— start of Dataset extract —

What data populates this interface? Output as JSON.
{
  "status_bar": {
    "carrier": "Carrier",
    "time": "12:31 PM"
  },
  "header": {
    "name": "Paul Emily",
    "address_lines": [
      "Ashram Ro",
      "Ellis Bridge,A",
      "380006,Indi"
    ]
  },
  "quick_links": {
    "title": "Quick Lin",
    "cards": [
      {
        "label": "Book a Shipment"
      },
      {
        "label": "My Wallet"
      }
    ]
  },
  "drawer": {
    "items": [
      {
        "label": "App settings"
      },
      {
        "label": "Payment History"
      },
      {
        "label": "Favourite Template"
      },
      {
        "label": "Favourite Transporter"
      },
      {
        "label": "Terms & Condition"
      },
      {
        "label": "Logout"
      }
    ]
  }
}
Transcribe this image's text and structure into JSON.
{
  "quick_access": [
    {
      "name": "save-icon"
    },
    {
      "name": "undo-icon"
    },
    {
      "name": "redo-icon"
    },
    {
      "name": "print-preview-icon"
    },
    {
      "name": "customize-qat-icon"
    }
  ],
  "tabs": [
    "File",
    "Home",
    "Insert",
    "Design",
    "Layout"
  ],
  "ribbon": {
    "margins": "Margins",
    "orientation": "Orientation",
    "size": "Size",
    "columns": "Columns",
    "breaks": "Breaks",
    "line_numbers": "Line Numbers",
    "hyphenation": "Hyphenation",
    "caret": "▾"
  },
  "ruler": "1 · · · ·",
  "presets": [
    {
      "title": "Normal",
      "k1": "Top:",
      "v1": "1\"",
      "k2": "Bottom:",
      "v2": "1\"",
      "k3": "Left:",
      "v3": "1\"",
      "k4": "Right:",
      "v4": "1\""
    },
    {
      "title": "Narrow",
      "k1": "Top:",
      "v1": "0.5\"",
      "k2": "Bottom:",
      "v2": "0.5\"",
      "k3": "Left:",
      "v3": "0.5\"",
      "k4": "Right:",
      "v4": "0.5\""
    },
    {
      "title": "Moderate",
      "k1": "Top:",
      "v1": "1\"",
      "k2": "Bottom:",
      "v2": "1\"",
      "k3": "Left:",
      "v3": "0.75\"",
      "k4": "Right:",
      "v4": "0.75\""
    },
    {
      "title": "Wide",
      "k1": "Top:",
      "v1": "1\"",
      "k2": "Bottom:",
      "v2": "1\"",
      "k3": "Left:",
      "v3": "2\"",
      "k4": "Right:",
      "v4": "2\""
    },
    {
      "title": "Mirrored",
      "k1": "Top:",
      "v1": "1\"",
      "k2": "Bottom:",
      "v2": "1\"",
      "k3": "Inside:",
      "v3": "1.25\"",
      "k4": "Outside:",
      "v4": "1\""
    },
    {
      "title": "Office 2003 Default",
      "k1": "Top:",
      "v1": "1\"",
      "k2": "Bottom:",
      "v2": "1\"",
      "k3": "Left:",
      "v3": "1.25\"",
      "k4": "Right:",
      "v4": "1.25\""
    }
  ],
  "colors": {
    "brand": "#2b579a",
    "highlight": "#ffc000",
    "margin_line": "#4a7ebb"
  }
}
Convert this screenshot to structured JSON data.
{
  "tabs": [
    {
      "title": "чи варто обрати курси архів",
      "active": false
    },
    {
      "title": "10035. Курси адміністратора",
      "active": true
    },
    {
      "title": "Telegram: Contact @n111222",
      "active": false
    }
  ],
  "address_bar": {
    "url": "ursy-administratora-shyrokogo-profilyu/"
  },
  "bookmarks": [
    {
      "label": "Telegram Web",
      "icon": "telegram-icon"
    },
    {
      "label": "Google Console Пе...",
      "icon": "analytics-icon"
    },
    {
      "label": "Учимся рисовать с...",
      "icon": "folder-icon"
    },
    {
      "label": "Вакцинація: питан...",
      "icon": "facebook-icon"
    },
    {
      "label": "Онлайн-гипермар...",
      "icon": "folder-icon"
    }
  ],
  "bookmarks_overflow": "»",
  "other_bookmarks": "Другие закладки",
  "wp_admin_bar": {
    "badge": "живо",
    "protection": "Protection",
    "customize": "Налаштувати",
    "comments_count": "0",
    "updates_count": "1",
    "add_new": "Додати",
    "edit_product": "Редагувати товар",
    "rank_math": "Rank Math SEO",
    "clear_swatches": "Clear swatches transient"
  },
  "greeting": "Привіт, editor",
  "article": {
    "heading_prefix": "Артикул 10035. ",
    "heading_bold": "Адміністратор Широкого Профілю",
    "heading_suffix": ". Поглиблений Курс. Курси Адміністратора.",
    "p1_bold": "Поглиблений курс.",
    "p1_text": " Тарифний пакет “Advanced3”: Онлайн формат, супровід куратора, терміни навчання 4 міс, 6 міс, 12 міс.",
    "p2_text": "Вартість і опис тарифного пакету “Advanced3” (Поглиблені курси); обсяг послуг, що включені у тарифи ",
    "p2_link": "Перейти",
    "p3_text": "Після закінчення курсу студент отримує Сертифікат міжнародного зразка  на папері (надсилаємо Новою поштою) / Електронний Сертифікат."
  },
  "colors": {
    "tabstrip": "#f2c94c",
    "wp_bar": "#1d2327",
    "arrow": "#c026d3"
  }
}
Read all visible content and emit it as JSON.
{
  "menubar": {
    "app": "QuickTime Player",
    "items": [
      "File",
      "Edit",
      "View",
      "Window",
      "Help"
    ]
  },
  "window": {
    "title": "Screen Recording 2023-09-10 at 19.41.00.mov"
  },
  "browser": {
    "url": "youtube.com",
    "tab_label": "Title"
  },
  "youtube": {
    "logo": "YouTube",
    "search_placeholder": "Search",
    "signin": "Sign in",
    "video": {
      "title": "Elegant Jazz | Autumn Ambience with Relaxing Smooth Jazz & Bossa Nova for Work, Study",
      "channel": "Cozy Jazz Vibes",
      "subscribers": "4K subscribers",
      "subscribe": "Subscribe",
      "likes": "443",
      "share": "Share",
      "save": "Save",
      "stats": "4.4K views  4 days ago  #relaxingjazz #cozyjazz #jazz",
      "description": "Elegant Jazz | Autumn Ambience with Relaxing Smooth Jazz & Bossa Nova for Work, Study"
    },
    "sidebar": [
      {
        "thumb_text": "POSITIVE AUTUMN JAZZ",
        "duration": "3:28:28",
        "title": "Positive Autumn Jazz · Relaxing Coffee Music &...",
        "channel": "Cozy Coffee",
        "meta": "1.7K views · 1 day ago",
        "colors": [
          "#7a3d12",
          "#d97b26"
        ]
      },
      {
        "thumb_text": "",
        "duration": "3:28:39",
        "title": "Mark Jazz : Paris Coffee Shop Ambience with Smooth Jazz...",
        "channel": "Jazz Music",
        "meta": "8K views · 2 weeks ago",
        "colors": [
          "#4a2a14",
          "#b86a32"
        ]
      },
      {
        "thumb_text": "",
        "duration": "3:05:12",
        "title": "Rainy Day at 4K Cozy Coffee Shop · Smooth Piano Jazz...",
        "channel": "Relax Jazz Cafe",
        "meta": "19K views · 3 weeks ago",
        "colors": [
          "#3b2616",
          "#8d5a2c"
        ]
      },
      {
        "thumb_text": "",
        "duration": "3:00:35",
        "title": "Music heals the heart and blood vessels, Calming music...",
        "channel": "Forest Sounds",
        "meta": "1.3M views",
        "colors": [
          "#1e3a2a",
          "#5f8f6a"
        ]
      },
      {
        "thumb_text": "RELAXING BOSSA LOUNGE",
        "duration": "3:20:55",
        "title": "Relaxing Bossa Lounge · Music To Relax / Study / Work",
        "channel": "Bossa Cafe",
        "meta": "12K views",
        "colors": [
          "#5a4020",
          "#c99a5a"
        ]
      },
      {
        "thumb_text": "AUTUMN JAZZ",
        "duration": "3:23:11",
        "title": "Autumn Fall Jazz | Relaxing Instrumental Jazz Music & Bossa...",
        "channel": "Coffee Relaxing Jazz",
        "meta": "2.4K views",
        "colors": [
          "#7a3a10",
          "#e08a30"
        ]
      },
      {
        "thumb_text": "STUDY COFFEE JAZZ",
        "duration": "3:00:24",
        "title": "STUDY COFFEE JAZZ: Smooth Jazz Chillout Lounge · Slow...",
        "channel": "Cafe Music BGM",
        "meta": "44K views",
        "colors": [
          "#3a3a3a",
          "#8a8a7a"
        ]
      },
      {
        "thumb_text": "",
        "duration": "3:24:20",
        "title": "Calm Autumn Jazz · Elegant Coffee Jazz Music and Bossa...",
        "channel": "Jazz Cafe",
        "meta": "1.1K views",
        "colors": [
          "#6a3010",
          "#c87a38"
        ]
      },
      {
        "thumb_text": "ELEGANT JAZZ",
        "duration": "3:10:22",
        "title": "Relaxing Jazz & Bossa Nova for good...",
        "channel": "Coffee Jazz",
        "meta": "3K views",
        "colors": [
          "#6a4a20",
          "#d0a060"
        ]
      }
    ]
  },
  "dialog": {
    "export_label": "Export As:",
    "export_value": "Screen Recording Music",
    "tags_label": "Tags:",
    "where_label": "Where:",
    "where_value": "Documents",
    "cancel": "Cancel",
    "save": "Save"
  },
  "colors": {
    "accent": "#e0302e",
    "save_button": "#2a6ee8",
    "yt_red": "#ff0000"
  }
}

— end of Dataset extract —

Written exercise -> Look through the entries above; copy each line where the string "Поглиблений" appears.

Answer to this task ->
    "heading_suffix": ". Поглиблений Курс. Курси Адміністратора.",
    "p1_bold": "Поглиблений курс.",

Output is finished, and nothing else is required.